## begin

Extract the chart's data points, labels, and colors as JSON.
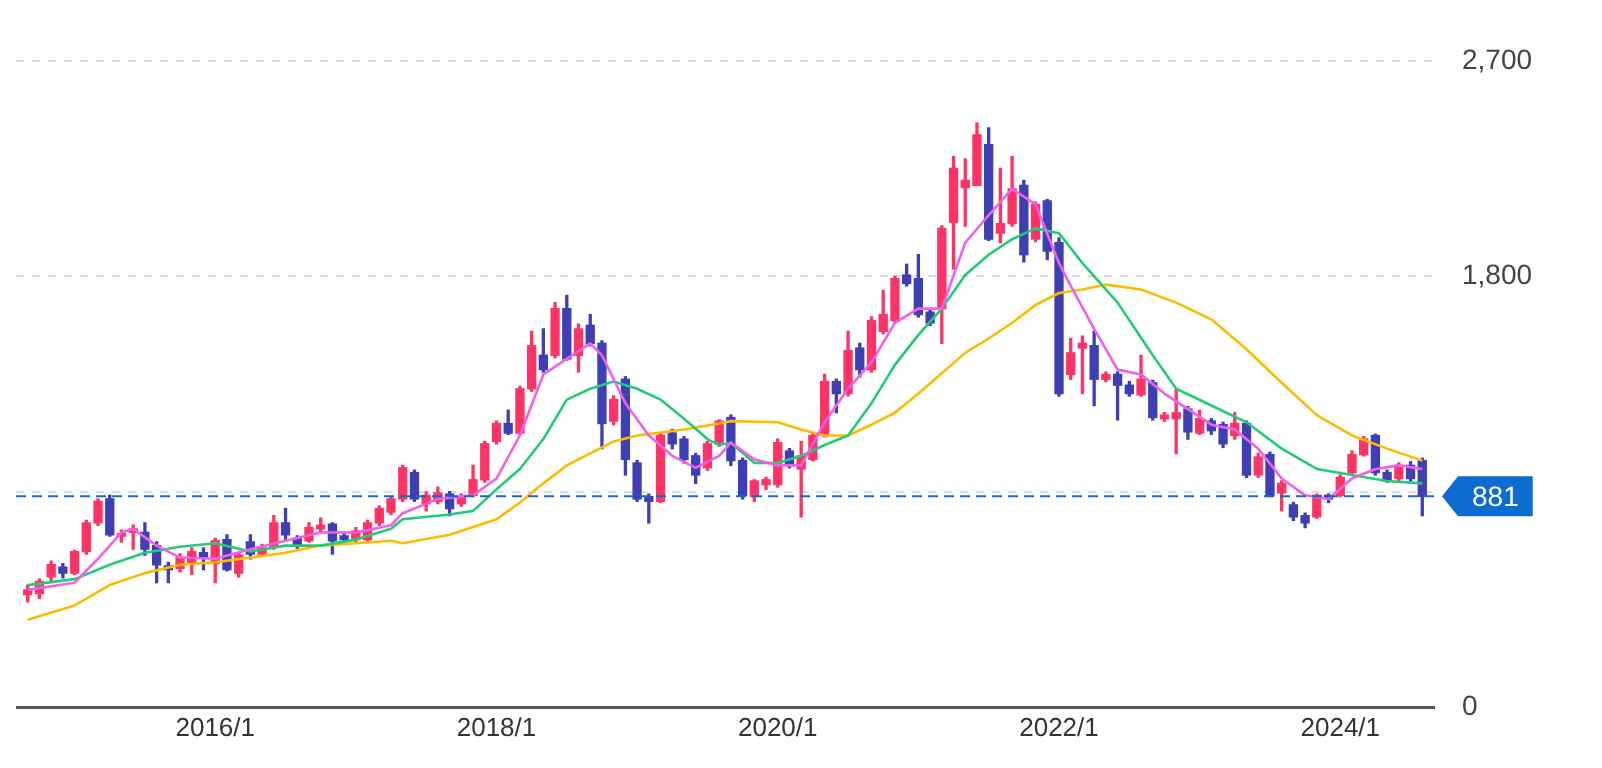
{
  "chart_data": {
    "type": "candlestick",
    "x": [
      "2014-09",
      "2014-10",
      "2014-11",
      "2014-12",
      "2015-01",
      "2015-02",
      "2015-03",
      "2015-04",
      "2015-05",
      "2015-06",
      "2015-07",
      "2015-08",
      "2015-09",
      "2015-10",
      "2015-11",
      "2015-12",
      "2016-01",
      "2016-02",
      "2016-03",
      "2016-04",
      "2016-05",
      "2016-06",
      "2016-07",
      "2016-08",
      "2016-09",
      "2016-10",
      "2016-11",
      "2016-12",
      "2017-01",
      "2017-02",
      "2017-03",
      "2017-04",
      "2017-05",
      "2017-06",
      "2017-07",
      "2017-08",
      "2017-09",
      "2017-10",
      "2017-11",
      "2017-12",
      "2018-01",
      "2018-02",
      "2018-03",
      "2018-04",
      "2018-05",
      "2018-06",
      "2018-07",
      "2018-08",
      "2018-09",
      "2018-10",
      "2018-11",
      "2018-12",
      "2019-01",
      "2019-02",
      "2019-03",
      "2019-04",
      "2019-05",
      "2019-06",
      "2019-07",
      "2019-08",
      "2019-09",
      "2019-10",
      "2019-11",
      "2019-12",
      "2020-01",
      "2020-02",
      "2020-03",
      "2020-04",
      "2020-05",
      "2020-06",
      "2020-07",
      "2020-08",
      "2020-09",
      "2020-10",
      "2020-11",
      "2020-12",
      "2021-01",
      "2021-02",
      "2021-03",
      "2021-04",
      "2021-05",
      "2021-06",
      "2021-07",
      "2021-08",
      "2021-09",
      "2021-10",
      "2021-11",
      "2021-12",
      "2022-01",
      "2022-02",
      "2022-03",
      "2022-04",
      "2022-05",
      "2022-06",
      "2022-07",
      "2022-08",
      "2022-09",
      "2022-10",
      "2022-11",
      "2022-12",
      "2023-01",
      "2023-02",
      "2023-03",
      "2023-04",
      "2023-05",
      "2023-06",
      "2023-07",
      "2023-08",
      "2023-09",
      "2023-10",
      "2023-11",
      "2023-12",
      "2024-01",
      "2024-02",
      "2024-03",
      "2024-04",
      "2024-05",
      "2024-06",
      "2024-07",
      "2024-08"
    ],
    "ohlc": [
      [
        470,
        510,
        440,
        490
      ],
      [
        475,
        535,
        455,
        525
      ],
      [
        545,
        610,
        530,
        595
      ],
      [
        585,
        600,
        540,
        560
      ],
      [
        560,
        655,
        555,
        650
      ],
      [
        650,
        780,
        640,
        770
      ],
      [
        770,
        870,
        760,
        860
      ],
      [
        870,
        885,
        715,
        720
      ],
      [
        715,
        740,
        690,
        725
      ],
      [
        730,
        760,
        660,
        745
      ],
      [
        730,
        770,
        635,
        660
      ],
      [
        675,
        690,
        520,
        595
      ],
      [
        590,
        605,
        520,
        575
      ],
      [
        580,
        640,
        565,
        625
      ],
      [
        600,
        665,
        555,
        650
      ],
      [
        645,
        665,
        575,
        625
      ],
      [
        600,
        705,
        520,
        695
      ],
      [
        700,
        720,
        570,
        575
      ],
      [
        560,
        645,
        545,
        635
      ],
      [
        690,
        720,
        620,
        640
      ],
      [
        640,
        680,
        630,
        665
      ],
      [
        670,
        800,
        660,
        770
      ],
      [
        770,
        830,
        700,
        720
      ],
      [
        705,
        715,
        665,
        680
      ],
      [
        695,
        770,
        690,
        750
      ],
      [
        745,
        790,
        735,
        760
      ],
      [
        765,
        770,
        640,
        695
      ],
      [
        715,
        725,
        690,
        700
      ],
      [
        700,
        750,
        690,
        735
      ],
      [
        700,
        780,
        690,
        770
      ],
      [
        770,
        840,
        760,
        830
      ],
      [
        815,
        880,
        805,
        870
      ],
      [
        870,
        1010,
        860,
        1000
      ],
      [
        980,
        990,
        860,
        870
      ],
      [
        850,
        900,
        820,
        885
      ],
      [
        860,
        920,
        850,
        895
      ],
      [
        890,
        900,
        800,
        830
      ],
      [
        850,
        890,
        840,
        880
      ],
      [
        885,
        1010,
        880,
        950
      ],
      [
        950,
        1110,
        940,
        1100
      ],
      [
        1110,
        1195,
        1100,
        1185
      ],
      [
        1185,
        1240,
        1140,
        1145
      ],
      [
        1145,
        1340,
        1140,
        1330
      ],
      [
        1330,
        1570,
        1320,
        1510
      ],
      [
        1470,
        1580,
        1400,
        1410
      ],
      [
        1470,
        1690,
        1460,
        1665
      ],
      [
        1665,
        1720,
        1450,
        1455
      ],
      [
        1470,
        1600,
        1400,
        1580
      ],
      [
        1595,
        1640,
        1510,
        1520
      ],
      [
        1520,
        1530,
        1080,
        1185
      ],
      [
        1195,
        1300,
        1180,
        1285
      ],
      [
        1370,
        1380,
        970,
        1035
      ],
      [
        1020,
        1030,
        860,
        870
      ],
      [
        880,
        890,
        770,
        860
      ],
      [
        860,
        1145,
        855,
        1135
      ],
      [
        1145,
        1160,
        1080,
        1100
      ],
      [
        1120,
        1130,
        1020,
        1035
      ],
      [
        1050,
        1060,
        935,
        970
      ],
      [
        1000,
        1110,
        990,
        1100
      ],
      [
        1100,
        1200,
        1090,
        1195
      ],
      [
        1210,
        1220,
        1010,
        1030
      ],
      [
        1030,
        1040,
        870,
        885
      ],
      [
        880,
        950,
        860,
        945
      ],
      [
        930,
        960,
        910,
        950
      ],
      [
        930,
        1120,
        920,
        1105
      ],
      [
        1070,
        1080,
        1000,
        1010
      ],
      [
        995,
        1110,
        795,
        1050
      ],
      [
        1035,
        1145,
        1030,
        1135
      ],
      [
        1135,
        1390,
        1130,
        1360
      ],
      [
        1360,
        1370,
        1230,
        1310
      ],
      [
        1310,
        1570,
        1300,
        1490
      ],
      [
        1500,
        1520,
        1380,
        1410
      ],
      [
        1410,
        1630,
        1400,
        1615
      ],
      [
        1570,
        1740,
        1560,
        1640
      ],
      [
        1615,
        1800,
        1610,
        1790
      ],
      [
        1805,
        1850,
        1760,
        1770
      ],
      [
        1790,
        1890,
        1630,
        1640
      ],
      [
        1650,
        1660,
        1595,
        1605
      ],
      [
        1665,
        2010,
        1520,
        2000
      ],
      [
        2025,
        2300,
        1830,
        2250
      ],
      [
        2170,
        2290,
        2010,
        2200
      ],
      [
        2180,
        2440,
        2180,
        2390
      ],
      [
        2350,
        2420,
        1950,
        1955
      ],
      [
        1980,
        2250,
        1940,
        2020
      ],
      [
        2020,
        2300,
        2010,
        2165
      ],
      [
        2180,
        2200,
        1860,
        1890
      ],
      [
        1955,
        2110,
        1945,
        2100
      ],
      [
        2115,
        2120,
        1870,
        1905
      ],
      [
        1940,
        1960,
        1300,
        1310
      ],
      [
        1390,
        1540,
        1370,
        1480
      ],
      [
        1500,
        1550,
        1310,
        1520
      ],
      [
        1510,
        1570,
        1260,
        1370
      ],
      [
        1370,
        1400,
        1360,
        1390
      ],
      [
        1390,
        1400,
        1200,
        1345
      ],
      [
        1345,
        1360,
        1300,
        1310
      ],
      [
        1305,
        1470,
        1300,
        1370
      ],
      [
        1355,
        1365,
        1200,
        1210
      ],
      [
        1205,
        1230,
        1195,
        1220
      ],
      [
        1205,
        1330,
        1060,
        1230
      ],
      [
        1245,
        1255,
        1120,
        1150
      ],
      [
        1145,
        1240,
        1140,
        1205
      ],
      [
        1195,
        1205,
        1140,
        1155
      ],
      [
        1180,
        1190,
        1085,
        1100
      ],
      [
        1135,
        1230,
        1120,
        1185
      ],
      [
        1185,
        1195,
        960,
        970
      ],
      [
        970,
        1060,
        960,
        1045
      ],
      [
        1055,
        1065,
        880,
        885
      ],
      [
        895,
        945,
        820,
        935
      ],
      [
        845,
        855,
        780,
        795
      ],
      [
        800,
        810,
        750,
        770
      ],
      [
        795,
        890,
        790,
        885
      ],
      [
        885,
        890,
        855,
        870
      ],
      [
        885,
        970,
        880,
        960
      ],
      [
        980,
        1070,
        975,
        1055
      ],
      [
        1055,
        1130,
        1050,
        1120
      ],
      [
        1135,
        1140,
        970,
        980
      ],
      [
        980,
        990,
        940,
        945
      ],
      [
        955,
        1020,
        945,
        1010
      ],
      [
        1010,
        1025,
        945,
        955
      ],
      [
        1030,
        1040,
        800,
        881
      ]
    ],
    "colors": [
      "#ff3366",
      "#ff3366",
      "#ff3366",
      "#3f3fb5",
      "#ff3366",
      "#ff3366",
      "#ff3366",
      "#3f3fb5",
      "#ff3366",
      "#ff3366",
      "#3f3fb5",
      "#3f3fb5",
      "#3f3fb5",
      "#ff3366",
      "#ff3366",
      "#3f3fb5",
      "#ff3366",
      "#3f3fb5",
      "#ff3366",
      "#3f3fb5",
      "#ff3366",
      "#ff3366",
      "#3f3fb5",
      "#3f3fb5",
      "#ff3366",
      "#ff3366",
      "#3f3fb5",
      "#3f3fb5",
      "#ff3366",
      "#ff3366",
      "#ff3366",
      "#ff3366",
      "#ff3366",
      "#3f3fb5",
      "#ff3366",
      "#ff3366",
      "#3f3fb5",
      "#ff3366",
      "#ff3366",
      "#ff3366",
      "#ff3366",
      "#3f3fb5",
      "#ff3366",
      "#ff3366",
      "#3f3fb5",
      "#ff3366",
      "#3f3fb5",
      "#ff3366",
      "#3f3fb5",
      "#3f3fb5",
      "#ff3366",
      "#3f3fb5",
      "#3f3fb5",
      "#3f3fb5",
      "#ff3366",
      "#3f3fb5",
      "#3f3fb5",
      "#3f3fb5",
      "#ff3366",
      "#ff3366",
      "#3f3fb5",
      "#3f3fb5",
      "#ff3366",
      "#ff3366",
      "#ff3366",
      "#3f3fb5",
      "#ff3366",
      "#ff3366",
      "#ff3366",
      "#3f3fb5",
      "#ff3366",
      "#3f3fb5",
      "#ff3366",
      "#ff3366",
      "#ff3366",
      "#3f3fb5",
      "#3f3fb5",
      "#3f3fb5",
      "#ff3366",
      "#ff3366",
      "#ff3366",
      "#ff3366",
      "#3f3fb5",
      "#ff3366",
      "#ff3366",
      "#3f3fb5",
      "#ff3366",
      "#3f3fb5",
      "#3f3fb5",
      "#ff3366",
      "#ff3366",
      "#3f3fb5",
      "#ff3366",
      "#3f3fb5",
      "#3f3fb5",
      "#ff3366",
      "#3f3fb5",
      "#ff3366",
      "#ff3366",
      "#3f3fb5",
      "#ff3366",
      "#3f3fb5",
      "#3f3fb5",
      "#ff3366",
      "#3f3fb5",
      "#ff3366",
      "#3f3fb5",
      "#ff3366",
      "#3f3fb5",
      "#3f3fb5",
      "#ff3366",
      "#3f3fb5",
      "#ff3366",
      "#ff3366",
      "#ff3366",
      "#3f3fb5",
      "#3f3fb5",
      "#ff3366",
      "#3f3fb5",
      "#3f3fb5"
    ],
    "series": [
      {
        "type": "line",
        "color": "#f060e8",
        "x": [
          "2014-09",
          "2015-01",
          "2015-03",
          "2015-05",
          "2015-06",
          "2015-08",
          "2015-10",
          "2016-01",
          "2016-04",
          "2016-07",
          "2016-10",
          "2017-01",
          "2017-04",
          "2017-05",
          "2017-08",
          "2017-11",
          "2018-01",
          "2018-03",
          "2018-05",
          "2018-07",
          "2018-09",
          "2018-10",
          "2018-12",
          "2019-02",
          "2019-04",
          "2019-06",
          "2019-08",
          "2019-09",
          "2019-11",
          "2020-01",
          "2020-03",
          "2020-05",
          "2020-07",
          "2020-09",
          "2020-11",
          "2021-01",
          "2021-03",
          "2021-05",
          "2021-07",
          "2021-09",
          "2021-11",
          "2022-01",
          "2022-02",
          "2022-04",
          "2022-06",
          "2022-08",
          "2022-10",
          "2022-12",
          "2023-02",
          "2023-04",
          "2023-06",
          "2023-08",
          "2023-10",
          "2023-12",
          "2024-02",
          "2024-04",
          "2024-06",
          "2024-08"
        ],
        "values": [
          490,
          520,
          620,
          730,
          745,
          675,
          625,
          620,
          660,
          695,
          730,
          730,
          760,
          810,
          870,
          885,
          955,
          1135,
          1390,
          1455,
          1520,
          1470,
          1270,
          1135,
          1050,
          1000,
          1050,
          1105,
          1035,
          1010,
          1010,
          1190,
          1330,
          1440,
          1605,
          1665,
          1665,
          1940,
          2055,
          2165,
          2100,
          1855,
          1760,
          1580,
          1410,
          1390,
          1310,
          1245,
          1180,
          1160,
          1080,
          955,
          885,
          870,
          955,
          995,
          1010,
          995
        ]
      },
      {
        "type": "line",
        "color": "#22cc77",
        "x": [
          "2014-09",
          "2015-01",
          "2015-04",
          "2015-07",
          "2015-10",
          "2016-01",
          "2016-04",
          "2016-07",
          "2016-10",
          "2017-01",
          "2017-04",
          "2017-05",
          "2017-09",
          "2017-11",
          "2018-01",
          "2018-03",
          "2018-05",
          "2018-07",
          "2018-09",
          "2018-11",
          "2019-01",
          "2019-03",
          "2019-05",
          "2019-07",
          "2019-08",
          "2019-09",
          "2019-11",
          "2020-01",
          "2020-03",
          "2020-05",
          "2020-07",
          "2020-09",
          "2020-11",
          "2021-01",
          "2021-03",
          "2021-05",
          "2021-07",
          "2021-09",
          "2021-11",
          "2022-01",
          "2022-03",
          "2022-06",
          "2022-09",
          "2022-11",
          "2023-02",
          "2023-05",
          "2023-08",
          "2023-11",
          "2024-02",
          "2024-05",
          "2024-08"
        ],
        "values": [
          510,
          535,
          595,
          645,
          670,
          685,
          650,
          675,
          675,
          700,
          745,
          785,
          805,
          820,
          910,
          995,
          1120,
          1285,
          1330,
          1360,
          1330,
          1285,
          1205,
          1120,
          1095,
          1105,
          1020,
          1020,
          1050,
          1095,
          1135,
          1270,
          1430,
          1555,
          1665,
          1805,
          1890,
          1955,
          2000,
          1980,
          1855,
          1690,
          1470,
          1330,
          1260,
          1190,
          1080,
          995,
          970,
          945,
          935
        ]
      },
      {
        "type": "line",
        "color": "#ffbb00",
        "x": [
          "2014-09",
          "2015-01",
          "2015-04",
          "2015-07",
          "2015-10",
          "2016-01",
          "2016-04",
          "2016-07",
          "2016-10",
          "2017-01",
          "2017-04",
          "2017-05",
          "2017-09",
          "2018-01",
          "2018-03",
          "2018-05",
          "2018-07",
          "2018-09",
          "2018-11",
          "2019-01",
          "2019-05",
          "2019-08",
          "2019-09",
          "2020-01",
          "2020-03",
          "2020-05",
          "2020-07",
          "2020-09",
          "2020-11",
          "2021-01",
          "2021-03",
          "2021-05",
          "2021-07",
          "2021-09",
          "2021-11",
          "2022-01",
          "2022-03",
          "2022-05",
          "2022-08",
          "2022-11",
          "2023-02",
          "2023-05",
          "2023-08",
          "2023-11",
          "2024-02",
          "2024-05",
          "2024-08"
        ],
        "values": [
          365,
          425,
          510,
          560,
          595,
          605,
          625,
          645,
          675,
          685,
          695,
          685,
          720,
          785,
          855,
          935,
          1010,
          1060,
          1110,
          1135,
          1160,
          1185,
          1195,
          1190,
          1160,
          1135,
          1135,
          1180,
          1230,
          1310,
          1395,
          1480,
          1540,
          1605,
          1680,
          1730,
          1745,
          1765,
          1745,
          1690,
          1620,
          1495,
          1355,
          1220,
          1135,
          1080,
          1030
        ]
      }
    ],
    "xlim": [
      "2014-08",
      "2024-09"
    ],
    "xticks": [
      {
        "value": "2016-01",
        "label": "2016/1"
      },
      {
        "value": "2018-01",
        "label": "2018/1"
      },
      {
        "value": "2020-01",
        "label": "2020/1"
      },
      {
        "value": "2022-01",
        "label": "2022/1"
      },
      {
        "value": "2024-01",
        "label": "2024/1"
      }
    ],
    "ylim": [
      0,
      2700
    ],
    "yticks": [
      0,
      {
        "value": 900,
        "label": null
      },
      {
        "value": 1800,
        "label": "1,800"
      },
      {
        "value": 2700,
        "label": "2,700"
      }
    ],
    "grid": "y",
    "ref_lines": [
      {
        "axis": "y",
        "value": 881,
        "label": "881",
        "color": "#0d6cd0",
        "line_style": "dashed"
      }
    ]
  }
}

## end

Your objective
Pull out each line of the records holding the string "colors".

Response
Extract the chart's data points, labels, and colors as JSON.
    "colors": [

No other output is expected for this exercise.